Each line of the listing that contains the word "Output" is to be copied.
* * * * *
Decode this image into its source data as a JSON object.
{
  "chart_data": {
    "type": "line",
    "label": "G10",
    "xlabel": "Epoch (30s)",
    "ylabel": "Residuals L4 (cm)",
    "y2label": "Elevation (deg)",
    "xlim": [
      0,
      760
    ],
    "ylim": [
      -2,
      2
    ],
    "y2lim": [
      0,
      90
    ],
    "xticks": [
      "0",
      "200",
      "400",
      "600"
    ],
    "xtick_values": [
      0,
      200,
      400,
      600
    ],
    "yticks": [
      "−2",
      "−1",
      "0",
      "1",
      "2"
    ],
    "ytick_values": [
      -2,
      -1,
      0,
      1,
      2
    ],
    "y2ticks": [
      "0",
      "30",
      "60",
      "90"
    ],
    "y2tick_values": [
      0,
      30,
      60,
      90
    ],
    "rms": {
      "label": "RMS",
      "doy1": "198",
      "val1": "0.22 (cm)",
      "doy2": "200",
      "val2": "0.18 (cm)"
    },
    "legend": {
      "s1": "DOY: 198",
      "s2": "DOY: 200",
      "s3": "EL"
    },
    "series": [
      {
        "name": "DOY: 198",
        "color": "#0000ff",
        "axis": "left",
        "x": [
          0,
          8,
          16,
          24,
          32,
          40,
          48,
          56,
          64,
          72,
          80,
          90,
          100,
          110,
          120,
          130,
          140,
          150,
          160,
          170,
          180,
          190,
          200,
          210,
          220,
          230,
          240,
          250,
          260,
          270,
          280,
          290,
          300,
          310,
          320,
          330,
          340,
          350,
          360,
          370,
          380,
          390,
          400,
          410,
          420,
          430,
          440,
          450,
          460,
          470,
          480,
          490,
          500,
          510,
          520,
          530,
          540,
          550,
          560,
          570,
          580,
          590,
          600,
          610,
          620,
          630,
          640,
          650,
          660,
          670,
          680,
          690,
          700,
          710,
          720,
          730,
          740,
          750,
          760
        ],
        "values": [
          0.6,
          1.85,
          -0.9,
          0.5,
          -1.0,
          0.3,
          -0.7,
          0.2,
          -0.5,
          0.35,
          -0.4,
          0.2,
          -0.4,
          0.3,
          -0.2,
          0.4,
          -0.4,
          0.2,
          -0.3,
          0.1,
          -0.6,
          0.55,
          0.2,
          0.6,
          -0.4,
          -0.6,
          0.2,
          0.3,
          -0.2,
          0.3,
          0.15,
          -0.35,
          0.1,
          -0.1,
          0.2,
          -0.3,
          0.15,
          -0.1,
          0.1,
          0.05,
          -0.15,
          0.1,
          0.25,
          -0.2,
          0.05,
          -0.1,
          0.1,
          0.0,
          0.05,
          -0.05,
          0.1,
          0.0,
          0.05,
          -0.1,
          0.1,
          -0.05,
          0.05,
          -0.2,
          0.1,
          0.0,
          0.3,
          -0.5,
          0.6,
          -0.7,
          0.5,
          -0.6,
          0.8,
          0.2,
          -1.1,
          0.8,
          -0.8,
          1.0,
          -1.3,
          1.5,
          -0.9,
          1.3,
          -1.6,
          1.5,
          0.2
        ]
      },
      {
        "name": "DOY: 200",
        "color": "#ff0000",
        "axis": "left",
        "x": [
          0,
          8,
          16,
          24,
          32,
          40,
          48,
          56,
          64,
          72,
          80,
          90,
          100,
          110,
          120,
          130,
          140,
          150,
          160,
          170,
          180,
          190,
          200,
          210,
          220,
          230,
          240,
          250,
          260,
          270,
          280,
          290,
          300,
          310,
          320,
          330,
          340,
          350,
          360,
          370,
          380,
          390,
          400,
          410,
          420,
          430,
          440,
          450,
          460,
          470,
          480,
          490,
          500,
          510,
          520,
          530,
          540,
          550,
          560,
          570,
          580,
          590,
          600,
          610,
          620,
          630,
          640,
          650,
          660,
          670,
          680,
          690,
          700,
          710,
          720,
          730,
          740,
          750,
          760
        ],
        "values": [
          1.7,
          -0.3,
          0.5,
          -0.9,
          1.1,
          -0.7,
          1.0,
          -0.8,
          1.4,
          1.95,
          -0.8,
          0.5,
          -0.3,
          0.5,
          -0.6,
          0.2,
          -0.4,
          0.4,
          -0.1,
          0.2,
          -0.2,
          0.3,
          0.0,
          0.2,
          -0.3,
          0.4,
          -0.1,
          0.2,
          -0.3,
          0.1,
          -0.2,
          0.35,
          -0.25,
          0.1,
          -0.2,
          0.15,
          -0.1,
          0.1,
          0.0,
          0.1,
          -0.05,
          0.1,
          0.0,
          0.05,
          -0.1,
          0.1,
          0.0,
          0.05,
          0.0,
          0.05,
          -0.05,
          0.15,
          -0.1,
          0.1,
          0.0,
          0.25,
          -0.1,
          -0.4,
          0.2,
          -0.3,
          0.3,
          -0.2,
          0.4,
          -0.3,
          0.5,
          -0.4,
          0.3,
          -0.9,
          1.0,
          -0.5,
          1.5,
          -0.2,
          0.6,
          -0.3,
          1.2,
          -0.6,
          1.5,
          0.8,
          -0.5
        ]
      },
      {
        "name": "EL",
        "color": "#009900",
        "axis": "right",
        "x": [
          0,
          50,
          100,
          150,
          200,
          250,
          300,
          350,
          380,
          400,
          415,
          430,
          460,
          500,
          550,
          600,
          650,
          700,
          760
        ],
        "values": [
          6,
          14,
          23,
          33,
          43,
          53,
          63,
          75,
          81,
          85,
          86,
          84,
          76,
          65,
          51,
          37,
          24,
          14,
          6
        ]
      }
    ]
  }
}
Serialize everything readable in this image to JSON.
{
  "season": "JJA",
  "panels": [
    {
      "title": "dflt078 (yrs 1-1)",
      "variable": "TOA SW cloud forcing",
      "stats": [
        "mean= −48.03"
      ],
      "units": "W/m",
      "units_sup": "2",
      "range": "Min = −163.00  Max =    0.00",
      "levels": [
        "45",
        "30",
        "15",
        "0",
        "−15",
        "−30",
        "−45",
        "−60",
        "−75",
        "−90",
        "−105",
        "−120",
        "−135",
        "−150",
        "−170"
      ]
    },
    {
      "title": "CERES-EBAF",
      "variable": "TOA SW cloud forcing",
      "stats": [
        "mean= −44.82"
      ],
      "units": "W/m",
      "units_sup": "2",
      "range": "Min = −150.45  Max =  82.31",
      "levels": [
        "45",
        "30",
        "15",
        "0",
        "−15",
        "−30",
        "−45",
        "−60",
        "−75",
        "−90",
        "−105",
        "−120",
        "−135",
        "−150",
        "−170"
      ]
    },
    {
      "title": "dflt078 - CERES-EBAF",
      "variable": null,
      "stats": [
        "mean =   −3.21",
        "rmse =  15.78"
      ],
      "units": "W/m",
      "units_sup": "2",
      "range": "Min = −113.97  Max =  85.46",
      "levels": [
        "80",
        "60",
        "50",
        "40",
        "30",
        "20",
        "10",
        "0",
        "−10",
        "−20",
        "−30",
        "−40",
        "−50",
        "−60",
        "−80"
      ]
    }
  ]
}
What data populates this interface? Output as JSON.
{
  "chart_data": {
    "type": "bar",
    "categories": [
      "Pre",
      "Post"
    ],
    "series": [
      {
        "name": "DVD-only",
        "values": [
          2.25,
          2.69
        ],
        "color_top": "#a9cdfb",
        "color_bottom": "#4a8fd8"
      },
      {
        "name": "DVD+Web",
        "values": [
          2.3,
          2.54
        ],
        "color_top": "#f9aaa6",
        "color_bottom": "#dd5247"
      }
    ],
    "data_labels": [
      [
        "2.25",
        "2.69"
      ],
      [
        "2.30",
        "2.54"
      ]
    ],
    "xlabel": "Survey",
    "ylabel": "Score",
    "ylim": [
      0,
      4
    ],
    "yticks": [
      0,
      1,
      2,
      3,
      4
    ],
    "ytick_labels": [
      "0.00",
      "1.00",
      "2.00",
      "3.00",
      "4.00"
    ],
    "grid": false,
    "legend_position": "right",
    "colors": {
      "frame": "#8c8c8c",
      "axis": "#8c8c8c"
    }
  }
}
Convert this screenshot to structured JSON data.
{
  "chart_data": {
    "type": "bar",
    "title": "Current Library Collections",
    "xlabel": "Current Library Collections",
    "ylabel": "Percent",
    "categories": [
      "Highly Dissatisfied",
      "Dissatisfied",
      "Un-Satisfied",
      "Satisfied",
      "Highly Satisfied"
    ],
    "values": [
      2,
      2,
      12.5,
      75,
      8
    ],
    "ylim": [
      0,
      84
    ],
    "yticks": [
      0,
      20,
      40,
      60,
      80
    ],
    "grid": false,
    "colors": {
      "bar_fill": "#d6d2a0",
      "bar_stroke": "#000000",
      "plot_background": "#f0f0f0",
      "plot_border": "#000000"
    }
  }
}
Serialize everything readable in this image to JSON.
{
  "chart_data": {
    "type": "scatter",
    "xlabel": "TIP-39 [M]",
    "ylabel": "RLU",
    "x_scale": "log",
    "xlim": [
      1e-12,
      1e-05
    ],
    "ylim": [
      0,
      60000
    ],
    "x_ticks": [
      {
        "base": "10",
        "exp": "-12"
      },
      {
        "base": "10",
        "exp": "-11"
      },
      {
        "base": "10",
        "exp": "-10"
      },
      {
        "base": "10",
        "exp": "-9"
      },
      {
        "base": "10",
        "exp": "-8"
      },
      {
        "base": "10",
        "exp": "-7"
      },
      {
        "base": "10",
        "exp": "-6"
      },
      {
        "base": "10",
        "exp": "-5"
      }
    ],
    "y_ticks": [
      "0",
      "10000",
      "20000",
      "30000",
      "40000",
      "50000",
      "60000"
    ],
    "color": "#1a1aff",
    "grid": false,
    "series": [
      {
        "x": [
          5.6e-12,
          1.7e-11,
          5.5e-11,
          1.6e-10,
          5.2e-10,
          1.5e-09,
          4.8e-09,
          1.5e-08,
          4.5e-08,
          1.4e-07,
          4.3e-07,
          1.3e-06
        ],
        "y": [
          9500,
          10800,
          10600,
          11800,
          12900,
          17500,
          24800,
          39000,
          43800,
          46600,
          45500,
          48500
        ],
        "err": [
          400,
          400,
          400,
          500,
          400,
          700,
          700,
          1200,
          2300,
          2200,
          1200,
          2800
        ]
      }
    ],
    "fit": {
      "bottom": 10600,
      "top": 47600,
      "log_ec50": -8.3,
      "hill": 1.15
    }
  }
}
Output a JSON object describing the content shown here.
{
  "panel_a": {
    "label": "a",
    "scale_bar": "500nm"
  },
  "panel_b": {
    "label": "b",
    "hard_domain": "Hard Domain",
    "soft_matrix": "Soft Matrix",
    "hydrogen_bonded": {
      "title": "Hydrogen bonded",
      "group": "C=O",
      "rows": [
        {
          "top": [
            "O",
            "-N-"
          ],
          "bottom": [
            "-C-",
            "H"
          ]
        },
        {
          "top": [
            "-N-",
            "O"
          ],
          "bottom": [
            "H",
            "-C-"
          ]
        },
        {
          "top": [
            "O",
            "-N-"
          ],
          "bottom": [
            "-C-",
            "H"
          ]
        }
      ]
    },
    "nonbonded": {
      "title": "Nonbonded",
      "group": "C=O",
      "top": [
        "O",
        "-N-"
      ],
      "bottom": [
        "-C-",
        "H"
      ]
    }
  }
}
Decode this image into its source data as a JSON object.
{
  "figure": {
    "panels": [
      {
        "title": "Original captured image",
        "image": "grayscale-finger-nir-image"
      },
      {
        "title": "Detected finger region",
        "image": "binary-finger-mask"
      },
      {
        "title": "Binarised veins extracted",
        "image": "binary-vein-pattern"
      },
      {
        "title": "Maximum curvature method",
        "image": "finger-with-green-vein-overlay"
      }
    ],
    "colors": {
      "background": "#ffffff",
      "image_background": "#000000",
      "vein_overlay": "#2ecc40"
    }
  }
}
* * * * *
**Completed task**:
What data populates this interface? Output as JSON.
Output a JSON object describing the content shown here.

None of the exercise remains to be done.